■ **Records for the exercise**:

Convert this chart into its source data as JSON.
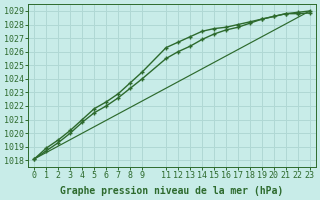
{
  "xlabel": "Graphe pression niveau de la mer (hPa)",
  "background_color": "#c8ece8",
  "grid_color": "#b0d8d4",
  "line_color": "#2d6a2d",
  "ylim": [
    1017.5,
    1029.5
  ],
  "xlim": [
    -0.5,
    23.5
  ],
  "yticks": [
    1018,
    1019,
    1020,
    1021,
    1022,
    1023,
    1024,
    1025,
    1026,
    1027,
    1028,
    1029
  ],
  "xtick_vals": [
    0,
    1,
    2,
    3,
    4,
    5,
    6,
    7,
    8,
    9,
    11,
    12,
    13,
    14,
    15,
    16,
    17,
    18,
    19,
    20,
    21,
    22,
    23
  ],
  "xtick_labels": [
    "0",
    "1",
    "2",
    "3",
    "4",
    "5",
    "6",
    "7",
    "8",
    "9",
    "11",
    "12",
    "13",
    "14",
    "15",
    "16",
    "17",
    "18",
    "19",
    "20",
    "21",
    "22",
    "23"
  ],
  "series1_x": [
    0,
    1,
    2,
    3,
    4,
    5,
    6,
    7,
    8,
    9,
    11,
    12,
    13,
    14,
    15,
    16,
    17,
    18,
    19,
    20,
    21,
    22,
    23
  ],
  "series1_y": [
    1018.1,
    1018.7,
    1019.3,
    1020.0,
    1020.8,
    1021.5,
    1022.0,
    1022.6,
    1023.3,
    1024.0,
    1025.5,
    1026.0,
    1026.4,
    1026.9,
    1027.3,
    1027.6,
    1027.8,
    1028.1,
    1028.4,
    1028.6,
    1028.8,
    1028.9,
    1029.0
  ],
  "series2_x": [
    0,
    1,
    2,
    3,
    4,
    5,
    6,
    7,
    8,
    9,
    11,
    12,
    13,
    14,
    15,
    16,
    17,
    18,
    19,
    20,
    21,
    22,
    23
  ],
  "series2_y": [
    1018.1,
    1018.9,
    1019.5,
    1020.2,
    1021.0,
    1021.8,
    1022.3,
    1022.9,
    1023.7,
    1024.5,
    1026.3,
    1026.7,
    1027.1,
    1027.5,
    1027.7,
    1027.8,
    1028.0,
    1028.2,
    1028.4,
    1028.6,
    1028.8,
    1028.8,
    1028.85
  ],
  "series3_x": [
    0,
    23
  ],
  "series3_y": [
    1018.1,
    1029.0
  ],
  "markersize": 3.5,
  "linewidth": 1.0,
  "fontsize_xlabel": 7,
  "fontsize_ticks": 6
}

■ **Task prompt**: Transcribe all of the records above character for character. Exclude the pictures.

■ **Task output**:
Convert this chart into its source data as JSON.
{
  "xlabel": "Graphe pression niveau de la mer (hPa)",
  "background_color": "#c8ece8",
  "grid_color": "#b0d8d4",
  "line_color": "#2d6a2d",
  "ylim": [
    1017.5,
    1029.5
  ],
  "xlim": [
    -0.5,
    23.5
  ],
  "yticks": [
    1018,
    1019,
    1020,
    1021,
    1022,
    1023,
    1024,
    1025,
    1026,
    1027,
    1028,
    1029
  ],
  "xtick_vals": [
    0,
    1,
    2,
    3,
    4,
    5,
    6,
    7,
    8,
    9,
    11,
    12,
    13,
    14,
    15,
    16,
    17,
    18,
    19,
    20,
    21,
    22,
    23
  ],
  "xtick_labels": [
    "0",
    "1",
    "2",
    "3",
    "4",
    "5",
    "6",
    "7",
    "8",
    "9",
    "11",
    "12",
    "13",
    "14",
    "15",
    "16",
    "17",
    "18",
    "19",
    "20",
    "21",
    "22",
    "23"
  ],
  "series1_x": [
    0,
    1,
    2,
    3,
    4,
    5,
    6,
    7,
    8,
    9,
    11,
    12,
    13,
    14,
    15,
    16,
    17,
    18,
    19,
    20,
    21,
    22,
    23
  ],
  "series1_y": [
    1018.1,
    1018.7,
    1019.3,
    1020.0,
    1020.8,
    1021.5,
    1022.0,
    1022.6,
    1023.3,
    1024.0,
    1025.5,
    1026.0,
    1026.4,
    1026.9,
    1027.3,
    1027.6,
    1027.8,
    1028.1,
    1028.4,
    1028.6,
    1028.8,
    1028.9,
    1029.0
  ],
  "series2_x": [
    0,
    1,
    2,
    3,
    4,
    5,
    6,
    7,
    8,
    9,
    11,
    12,
    13,
    14,
    15,
    16,
    17,
    18,
    19,
    20,
    21,
    22,
    23
  ],
  "series2_y": [
    1018.1,
    1018.9,
    1019.5,
    1020.2,
    1021.0,
    1021.8,
    1022.3,
    1022.9,
    1023.7,
    1024.5,
    1026.3,
    1026.7,
    1027.1,
    1027.5,
    1027.7,
    1027.8,
    1028.0,
    1028.2,
    1028.4,
    1028.6,
    1028.8,
    1028.8,
    1028.85
  ],
  "series3_x": [
    0,
    23
  ],
  "series3_y": [
    1018.1,
    1029.0
  ],
  "markersize": 3.5,
  "linewidth": 1.0,
  "fontsize_xlabel": 7,
  "fontsize_ticks": 6
}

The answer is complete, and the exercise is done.